--- Start of INPUT RECORDS ---
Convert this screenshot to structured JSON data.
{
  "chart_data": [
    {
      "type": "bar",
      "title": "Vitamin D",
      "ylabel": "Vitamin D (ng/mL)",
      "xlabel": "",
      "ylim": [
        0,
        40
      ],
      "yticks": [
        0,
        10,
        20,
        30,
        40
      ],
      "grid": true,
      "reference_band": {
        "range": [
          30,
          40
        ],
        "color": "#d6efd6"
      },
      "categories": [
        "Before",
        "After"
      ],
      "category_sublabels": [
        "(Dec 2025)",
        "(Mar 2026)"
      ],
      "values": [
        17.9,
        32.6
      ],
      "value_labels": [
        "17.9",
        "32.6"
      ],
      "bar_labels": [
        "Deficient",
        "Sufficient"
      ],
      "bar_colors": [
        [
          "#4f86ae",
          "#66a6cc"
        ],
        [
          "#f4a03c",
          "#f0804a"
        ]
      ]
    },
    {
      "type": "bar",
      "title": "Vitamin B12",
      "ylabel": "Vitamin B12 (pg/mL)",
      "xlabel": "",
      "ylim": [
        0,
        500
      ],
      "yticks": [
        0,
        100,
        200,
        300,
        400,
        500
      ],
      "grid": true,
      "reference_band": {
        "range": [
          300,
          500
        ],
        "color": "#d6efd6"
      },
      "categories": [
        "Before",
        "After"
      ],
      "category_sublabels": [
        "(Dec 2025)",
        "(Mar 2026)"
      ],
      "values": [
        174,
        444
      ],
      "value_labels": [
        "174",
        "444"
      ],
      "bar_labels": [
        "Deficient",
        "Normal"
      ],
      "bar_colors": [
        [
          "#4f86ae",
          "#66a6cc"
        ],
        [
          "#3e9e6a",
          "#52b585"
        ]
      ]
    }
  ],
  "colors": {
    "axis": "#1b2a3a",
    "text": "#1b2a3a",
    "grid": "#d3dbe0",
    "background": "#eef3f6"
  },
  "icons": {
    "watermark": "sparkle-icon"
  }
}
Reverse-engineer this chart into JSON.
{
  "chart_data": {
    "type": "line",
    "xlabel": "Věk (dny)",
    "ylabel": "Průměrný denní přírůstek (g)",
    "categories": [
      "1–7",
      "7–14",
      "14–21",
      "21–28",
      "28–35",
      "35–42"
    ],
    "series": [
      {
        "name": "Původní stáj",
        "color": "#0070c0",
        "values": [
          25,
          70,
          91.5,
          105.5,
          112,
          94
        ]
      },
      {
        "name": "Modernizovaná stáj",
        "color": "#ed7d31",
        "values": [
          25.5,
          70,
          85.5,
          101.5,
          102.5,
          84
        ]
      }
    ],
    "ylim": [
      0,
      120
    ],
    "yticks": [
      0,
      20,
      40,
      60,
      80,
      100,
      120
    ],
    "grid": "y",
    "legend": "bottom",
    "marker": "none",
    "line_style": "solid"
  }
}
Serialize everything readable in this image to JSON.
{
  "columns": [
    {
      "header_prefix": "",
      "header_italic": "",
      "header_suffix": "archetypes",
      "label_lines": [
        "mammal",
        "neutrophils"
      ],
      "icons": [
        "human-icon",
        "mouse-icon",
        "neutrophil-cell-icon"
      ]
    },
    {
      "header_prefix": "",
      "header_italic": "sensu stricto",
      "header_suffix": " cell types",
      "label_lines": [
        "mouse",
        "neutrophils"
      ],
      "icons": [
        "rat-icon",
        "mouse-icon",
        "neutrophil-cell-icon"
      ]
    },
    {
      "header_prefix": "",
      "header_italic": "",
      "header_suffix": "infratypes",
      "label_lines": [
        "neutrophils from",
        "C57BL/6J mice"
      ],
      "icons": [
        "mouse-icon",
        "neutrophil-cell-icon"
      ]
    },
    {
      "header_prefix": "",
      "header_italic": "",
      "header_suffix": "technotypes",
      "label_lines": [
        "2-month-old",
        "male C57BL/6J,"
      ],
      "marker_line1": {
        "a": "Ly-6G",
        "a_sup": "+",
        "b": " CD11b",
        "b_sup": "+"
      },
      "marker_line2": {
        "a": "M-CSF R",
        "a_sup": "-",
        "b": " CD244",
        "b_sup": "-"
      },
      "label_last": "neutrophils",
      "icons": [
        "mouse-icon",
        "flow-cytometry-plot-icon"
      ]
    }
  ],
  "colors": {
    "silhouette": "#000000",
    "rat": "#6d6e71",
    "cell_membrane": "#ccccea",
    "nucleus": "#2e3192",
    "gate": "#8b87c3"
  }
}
--- End of INPUT RECORDS ---
Reproduce the complete set of lines precisely as supplied.

Convert this screenshot to structured JSON data.
{
  "chart_data": [
    {
      "type": "bar",
      "title": "Vitamin D",
      "ylabel": "Vitamin D (ng/mL)",
      "xlabel": "",
      "ylim": [
        0,
        40
      ],
      "yticks": [
        0,
        10,
        20,
        30,
        40
      ],
      "grid": true,
      "reference_band": {
        "range": [
          30,
          40
        ],
        "color": "#d6efd6"
      },
      "categories": [
        "Before",
        "After"
      ],
      "category_sublabels": [
        "(Dec 2025)",
        "(Mar 2026)"
      ],
      "values": [
        17.9,
        32.6
      ],
      "value_labels": [
        "17.9",
        "32.6"
      ],
      "bar_labels": [
        "Deficient",
        "Sufficient"
      ],
      "bar_colors": [
        [
          "#4f86ae",
          "#66a6cc"
        ],
        [
          "#f4a03c",
          "#f0804a"
        ]
      ]
    },
    {
      "type": "bar",
      "title": "Vitamin B12",
      "ylabel": "Vitamin B12 (pg/mL)",
      "xlabel": "",
      "ylim": [
        0,
        500
      ],
      "yticks": [
        0,
        100,
        200,
        300,
        400,
        500
      ],
      "grid": true,
      "reference_band": {
        "range": [
          300,
          500
        ],
        "color": "#d6efd6"
      },
      "categories": [
        "Before",
        "After"
      ],
      "category_sublabels": [
        "(Dec 2025)",
        "(Mar 2026)"
      ],
      "values": [
        174,
        444
      ],
      "value_labels": [
        "174",
        "444"
      ],
      "bar_labels": [
        "Deficient",
        "Normal"
      ],
      "bar_colors": [
        [
          "#4f86ae",
          "#66a6cc"
        ],
        [
          "#3e9e6a",
          "#52b585"
        ]
      ]
    }
  ],
  "colors": {
    "axis": "#1b2a3a",
    "text": "#1b2a3a",
    "grid": "#d3dbe0",
    "background": "#eef3f6"
  },
  "icons": {
    "watermark": "sparkle-icon"
  }
}
Reverse-engineer this chart into JSON.
{
  "chart_data": {
    "type": "line",
    "xlabel": "Věk (dny)",
    "ylabel": "Průměrný denní přírůstek (g)",
    "categories": [
      "1–7",
      "7–14",
      "14–21",
      "21–28",
      "28–35",
      "35–42"
    ],
    "series": [
      {
        "name": "Původní stáj",
        "color": "#0070c0",
        "values": [
          25,
          70,
          91.5,
          105.5,
          112,
          94
        ]
      },
      {
        "name": "Modernizovaná stáj",
        "color": "#ed7d31",
        "values": [
          25.5,
          70,
          85.5,
          101.5,
          102.5,
          84
        ]
      }
    ],
    "ylim": [
      0,
      120
    ],
    "yticks": [
      0,
      20,
      40,
      60,
      80,
      100,
      120
    ],
    "grid": "y",
    "legend": "bottom",
    "marker": "none",
    "line_style": "solid"
  }
}
Serialize everything readable in this image to JSON.
{
  "columns": [
    {
      "header_prefix": "",
      "header_italic": "",
      "header_suffix": "archetypes",
      "label_lines": [
        "mammal",
        "neutrophils"
      ],
      "icons": [
        "human-icon",
        "mouse-icon",
        "neutrophil-cell-icon"
      ]
    },
    {
      "header_prefix": "",
      "header_italic": "sensu stricto",
      "header_suffix": " cell types",
      "label_lines": [
        "mouse",
        "neutrophils"
      ],
      "icons": [
        "rat-icon",
        "mouse-icon",
        "neutrophil-cell-icon"
      ]
    },
    {
      "header_prefix": "",
      "header_italic": "",
      "header_suffix": "infratypes",
      "label_lines": [
        "neutrophils from",
        "C57BL/6J mice"
      ],
      "icons": [
        "mouse-icon",
        "neutrophil-cell-icon"
      ]
    },
    {
      "header_prefix": "",
      "header_italic": "",
      "header_suffix": "technotypes",
      "label_lines": [
        "2-month-old",
        "male C57BL/6J,"
      ],
      "marker_line1": {
        "a": "Ly-6G",
        "a_sup": "+",
        "b": " CD11b",
        "b_sup": "+"
      },
      "marker_line2": {
        "a": "M-CSF R",
        "a_sup": "-",
        "b": " CD244",
        "b_sup": "-"
      },
      "label_last": "neutrophils",
      "icons": [
        "mouse-icon",
        "flow-cytometry-plot-icon"
      ]
    }
  ],
  "colors": {
    "silhouette": "#000000",
    "rat": "#6d6e71",
    "cell_membrane": "#ccccea",
    "nucleus": "#2e3192",
    "gate": "#8b87c3"
  }
}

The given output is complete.